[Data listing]
◆ ◆ ◆ ◆ ◆

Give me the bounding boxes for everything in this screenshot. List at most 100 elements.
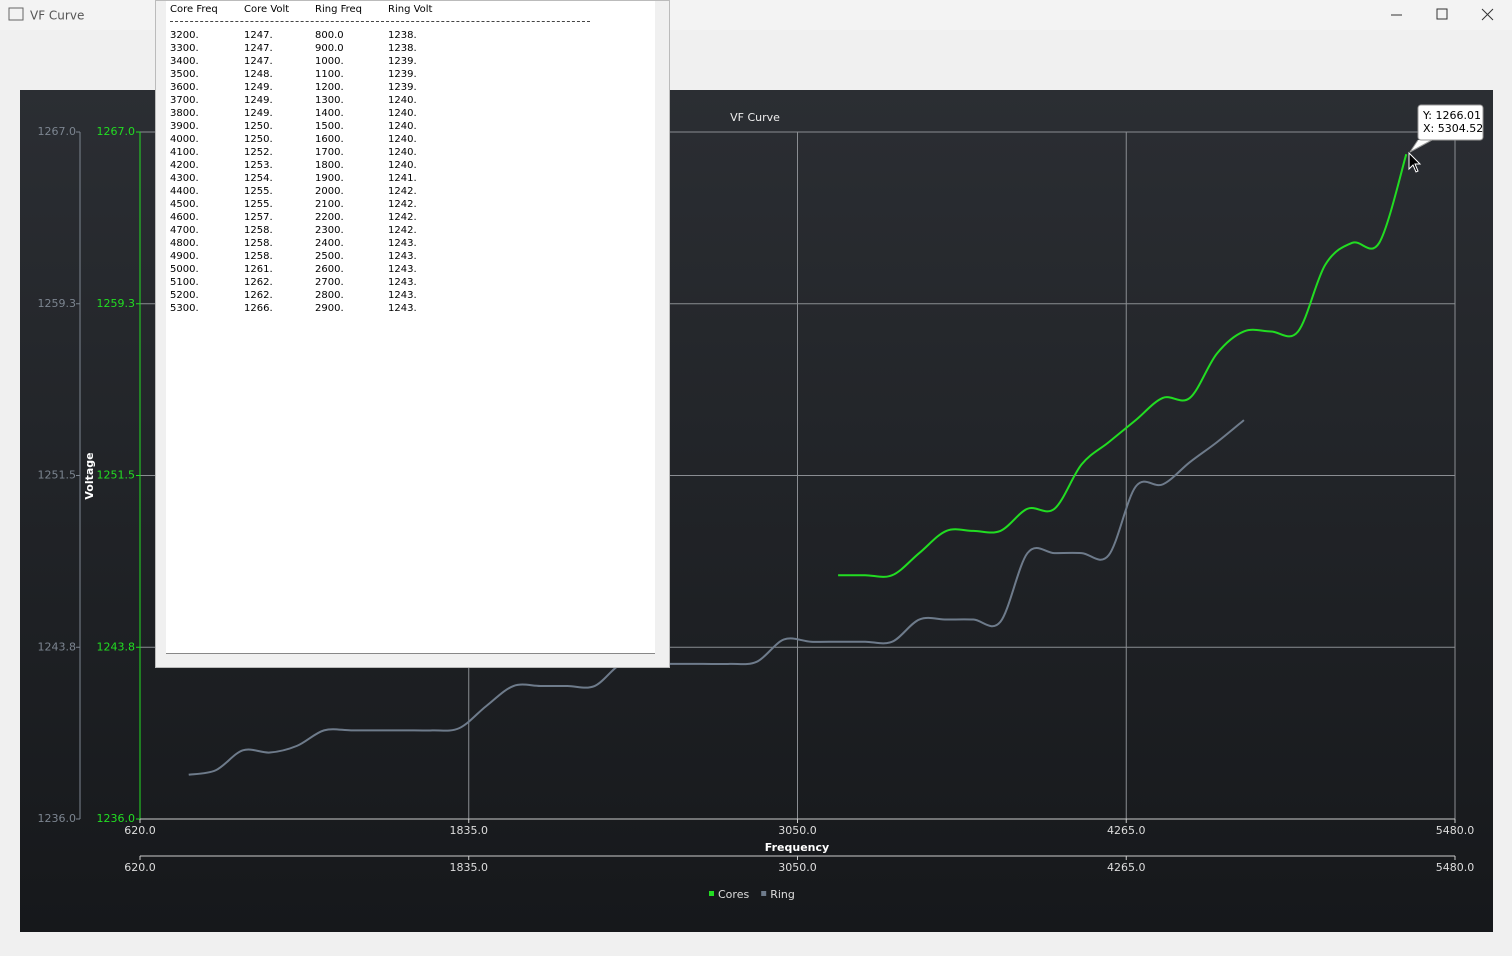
table-cell: 5100. xyxy=(170,277,199,288)
x-tick-label: 620.0 xyxy=(124,861,156,874)
table-cell: 1900. xyxy=(315,173,344,184)
table-cell: 1242. xyxy=(388,199,417,210)
y-tick-label: 1243.8 xyxy=(38,640,77,653)
y-tick-label: 1236.0 xyxy=(97,812,136,825)
table-cell: 1262. xyxy=(244,290,273,301)
column-header: Ring Volt xyxy=(388,4,433,15)
table-cell: 1255. xyxy=(244,186,273,197)
series-line xyxy=(188,419,1245,776)
table-cell: 1240. xyxy=(388,160,417,171)
tooltip-text: X: 5304.52 xyxy=(1423,122,1483,135)
tooltip-pointer xyxy=(1409,139,1433,153)
window-title: VF Curve xyxy=(30,9,84,23)
table-cell: 1239. xyxy=(388,69,417,80)
table-cell: 1258. xyxy=(244,251,273,262)
legend-label: Ring xyxy=(770,888,795,901)
table-cell: 5300. xyxy=(170,303,199,314)
table-cell: 1258. xyxy=(244,238,273,249)
table-cell: 1249. xyxy=(244,95,273,106)
y-tick-label: 1251.5 xyxy=(38,469,77,482)
table-cell: 1100. xyxy=(315,69,344,80)
data-popup: Core Freq Core Volt Ring Freq Ring Volt 3200… xyxy=(155,0,670,668)
table-cell: 5000. xyxy=(170,264,199,275)
table-cell: 4700. xyxy=(170,225,199,236)
table-cell: 1243. xyxy=(388,251,417,262)
table-cell: 1249. xyxy=(244,82,273,93)
table-cell: 1400. xyxy=(315,108,344,119)
table-cell: 2400. xyxy=(315,238,344,249)
table-cell: 1252. xyxy=(244,147,273,158)
table-cell: 3400. xyxy=(170,56,199,67)
column-header: Ring Freq xyxy=(315,4,363,15)
x-tick-label: 4265.0 xyxy=(1107,861,1146,874)
data-sheet: Core Freq Core Volt Ring Freq Ring Volt 3200… xyxy=(166,1,655,654)
table-cell: 1242. xyxy=(388,186,417,197)
x-tick-label: 620.0 xyxy=(124,824,156,837)
table-cell: 1239. xyxy=(388,56,417,67)
table-cell: 1243. xyxy=(388,238,417,249)
table-cell: 2700. xyxy=(315,277,344,288)
table-cell: 1240. xyxy=(388,147,417,158)
table-cell: 1700. xyxy=(315,147,344,158)
close-button[interactable] xyxy=(1481,8,1494,21)
table-cell: 3200. xyxy=(170,30,199,41)
table-cell: 1247. xyxy=(244,56,273,67)
series-line xyxy=(838,153,1408,578)
separator xyxy=(170,21,590,22)
table-cell: 1243. xyxy=(388,264,417,275)
column-header: Core Freq xyxy=(170,4,218,15)
tooltip xyxy=(1417,104,1484,141)
table-cell: 900.0 xyxy=(315,43,344,54)
table-cell: 1261. xyxy=(244,264,273,275)
table-cell: 2100. xyxy=(315,199,344,210)
table-cell: 1240. xyxy=(388,121,417,132)
table-cell: 3500. xyxy=(170,69,199,80)
table-cell: 3300. xyxy=(170,43,199,54)
table-cell: 1243. xyxy=(388,277,417,288)
table-cell: 2900. xyxy=(315,303,344,314)
table-cell: 1247. xyxy=(244,43,273,54)
x-tick-label: 3050.0 xyxy=(778,824,817,837)
table-cell: 1300. xyxy=(315,95,344,106)
table-cell: 5200. xyxy=(170,290,199,301)
chart-title: VF Curve xyxy=(730,111,780,124)
y-tick-label: 1267.0 xyxy=(97,125,136,138)
table-cell: 2300. xyxy=(315,225,344,236)
column-header: Core Volt xyxy=(244,4,290,15)
table-cell: 2000. xyxy=(315,186,344,197)
app-icon xyxy=(8,7,24,21)
table-cell: 1249. xyxy=(244,108,273,119)
y-tick-label: 1243.8 xyxy=(97,640,136,653)
table-cell: 2500. xyxy=(315,251,344,262)
table-cell: 1255. xyxy=(244,199,273,210)
x-tick-label: 4265.0 xyxy=(1107,824,1146,837)
table-cell: 1241. xyxy=(388,173,417,184)
table-cell: 1200. xyxy=(315,82,344,93)
table-cell: 1240. xyxy=(388,95,417,106)
table-cell: 1000. xyxy=(315,56,344,67)
table-cell: 1257. xyxy=(244,212,273,223)
table-cell: 1239. xyxy=(388,82,417,93)
table-cell: 1247. xyxy=(244,30,273,41)
x-tick-label: 3050.0 xyxy=(778,861,817,874)
legend-swatch xyxy=(761,891,767,896)
table-cell: 1258. xyxy=(244,225,273,236)
table-cell: 1243. xyxy=(388,290,417,301)
table-cell: 1240. xyxy=(388,108,417,119)
table-cell: 1266. xyxy=(244,303,273,314)
table-cell: 1253. xyxy=(244,160,273,171)
table-cell: 4500. xyxy=(170,199,199,210)
table-cell: 3800. xyxy=(170,108,199,119)
table-cell: 1250. xyxy=(244,121,273,132)
table-cell: 1500. xyxy=(315,121,344,132)
table-cell: 1238. xyxy=(388,30,417,41)
maximize-button[interactable] xyxy=(1436,8,1448,20)
table-cell: 1242. xyxy=(388,212,417,223)
table-cell: 1800. xyxy=(315,160,344,171)
y-tick-label: 1251.5 xyxy=(97,469,136,482)
table-cell: 800.0 xyxy=(315,30,344,41)
x-tick-label: 5480.0 xyxy=(1436,861,1475,874)
table-cell: 3700. xyxy=(170,95,199,106)
table-cell: 1238. xyxy=(388,43,417,54)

◆ ◆ ◆ ◆ ◆

Request - Could you quote all of the data above word for word, leaving the picture out?

The response -
Give me the bounding boxes for everything in this screenshot. List at most 100 elements.
table-cell: 5100. xyxy=(170,277,199,288)
x-tick-label: 620.0 xyxy=(124,861,156,874)
table-cell: 1900. xyxy=(315,173,344,184)
table-cell: 1242. xyxy=(388,199,417,210)
y-tick-label: 1243.8 xyxy=(38,640,77,653)
y-tick-label: 1236.0 xyxy=(97,812,136,825)
table-cell: 1262. xyxy=(244,290,273,301)
column-header: Ring Volt xyxy=(388,4,433,15)
table-cell: 1255. xyxy=(244,186,273,197)
series-line xyxy=(188,419,1245,776)
table-cell: 1240. xyxy=(388,160,417,171)
tooltip-text: X: 5304.52 xyxy=(1423,122,1483,135)
tooltip-pointer xyxy=(1409,139,1433,153)
window-title: VF Curve xyxy=(30,9,84,23)
table-cell: 1239. xyxy=(388,69,417,80)
table-cell: 1258. xyxy=(244,251,273,262)
legend-label: Ring xyxy=(770,888,795,901)
table-cell: 5300. xyxy=(170,303,199,314)
table-cell: 1258. xyxy=(244,238,273,249)
table-cell: 1249. xyxy=(244,95,273,106)
y-tick-label: 1251.5 xyxy=(38,469,77,482)
table-cell: 1100. xyxy=(315,69,344,80)
data-popup: Core Freq Core Volt Ring Freq Ring Volt 3200… xyxy=(155,0,670,668)
table-cell: 5000. xyxy=(170,264,199,275)
table-cell: 4700. xyxy=(170,225,199,236)
table-cell: 1243. xyxy=(388,251,417,262)
table-cell: 1249. xyxy=(244,82,273,93)
table-cell: 1400. xyxy=(315,108,344,119)
table-cell: 2400. xyxy=(315,238,344,249)
table-cell: 1252. xyxy=(244,147,273,158)
table-cell: 3400. xyxy=(170,56,199,67)
column-header: Ring Freq xyxy=(315,4,363,15)
x-tick-label: 4265.0 xyxy=(1107,861,1146,874)
data-sheet: Core Freq Core Volt Ring Freq Ring Volt 3200… xyxy=(166,1,655,654)
table-cell: 1242. xyxy=(388,186,417,197)
x-tick-label: 620.0 xyxy=(124,824,156,837)
table-cell: 1239. xyxy=(388,56,417,67)
table-cell: 1243. xyxy=(388,238,417,249)
table-cell: 2700. xyxy=(315,277,344,288)
table-cell: 1240. xyxy=(388,147,417,158)
table-cell: 1700. xyxy=(315,147,344,158)
close-button[interactable] xyxy=(1481,8,1494,21)
table-cell: 3200. xyxy=(170,30,199,41)
table-cell: 1247. xyxy=(244,56,273,67)
series-line xyxy=(838,153,1408,578)
separator xyxy=(170,21,590,22)
table-cell: 1243. xyxy=(388,264,417,275)
column-header: Core Freq xyxy=(170,4,218,15)
tooltip xyxy=(1417,104,1484,141)
table-cell: 900.0 xyxy=(315,43,344,54)
table-cell: 1261. xyxy=(244,264,273,275)
table-cell: 2100. xyxy=(315,199,344,210)
table-cell: 1240. xyxy=(388,121,417,132)
table-cell: 3500. xyxy=(170,69,199,80)
table-cell: 3300. xyxy=(170,43,199,54)
table-cell: 1243. xyxy=(388,277,417,288)
table-cell: 2900. xyxy=(315,303,344,314)
table-cell: 1247. xyxy=(244,43,273,54)
x-tick-label: 3050.0 xyxy=(778,824,817,837)
table-cell: 1300. xyxy=(315,95,344,106)
table-cell: 5200. xyxy=(170,290,199,301)
chart-title: VF Curve xyxy=(730,111,780,124)
y-tick-label: 1267.0 xyxy=(97,125,136,138)
table-cell: 2300. xyxy=(315,225,344,236)
column-header: Core Volt xyxy=(244,4,290,15)
table-cell: 2000. xyxy=(315,186,344,197)
app-icon xyxy=(8,7,24,21)
table-cell: 1249. xyxy=(244,108,273,119)
y-tick-label: 1243.8 xyxy=(97,640,136,653)
table-cell: 2500. xyxy=(315,251,344,262)
table-cell: 1255. xyxy=(244,199,273,210)
x-tick-label: 4265.0 xyxy=(1107,824,1146,837)
table-cell: 1241. xyxy=(388,173,417,184)
table-cell: 1200. xyxy=(315,82,344,93)
table-cell: 1240. xyxy=(388,95,417,106)
table-cell: 1000. xyxy=(315,56,344,67)
table-cell: 1257. xyxy=(244,212,273,223)
table-cell: 1239. xyxy=(388,82,417,93)
table-cell: 1247. xyxy=(244,30,273,41)
x-tick-label: 3050.0 xyxy=(778,861,817,874)
legend-swatch xyxy=(761,891,767,896)
table-cell: 1258. xyxy=(244,225,273,236)
table-cell: 1243. xyxy=(388,290,417,301)
table-cell: 1240. xyxy=(388,108,417,119)
table-cell: 1266. xyxy=(244,303,273,314)
table-cell: 1253. xyxy=(244,160,273,171)
table-cell: 4500. xyxy=(170,199,199,210)
table-cell: 3800. xyxy=(170,108,199,119)
table-cell: 1250. xyxy=(244,121,273,132)
table-cell: 1500. xyxy=(315,121,344,132)
table-cell: 1238. xyxy=(388,30,417,41)
maximize-button[interactable] xyxy=(1436,8,1448,20)
table-cell: 1242. xyxy=(388,212,417,223)
table-cell: 1800. xyxy=(315,160,344,171)
y-tick-label: 1251.5 xyxy=(97,469,136,482)
table-cell: 800.0 xyxy=(315,30,344,41)
x-tick-label: 5480.0 xyxy=(1436,861,1475,874)
table-cell: 3700. xyxy=(170,95,199,106)
table-cell: 1238. xyxy=(388,43,417,54)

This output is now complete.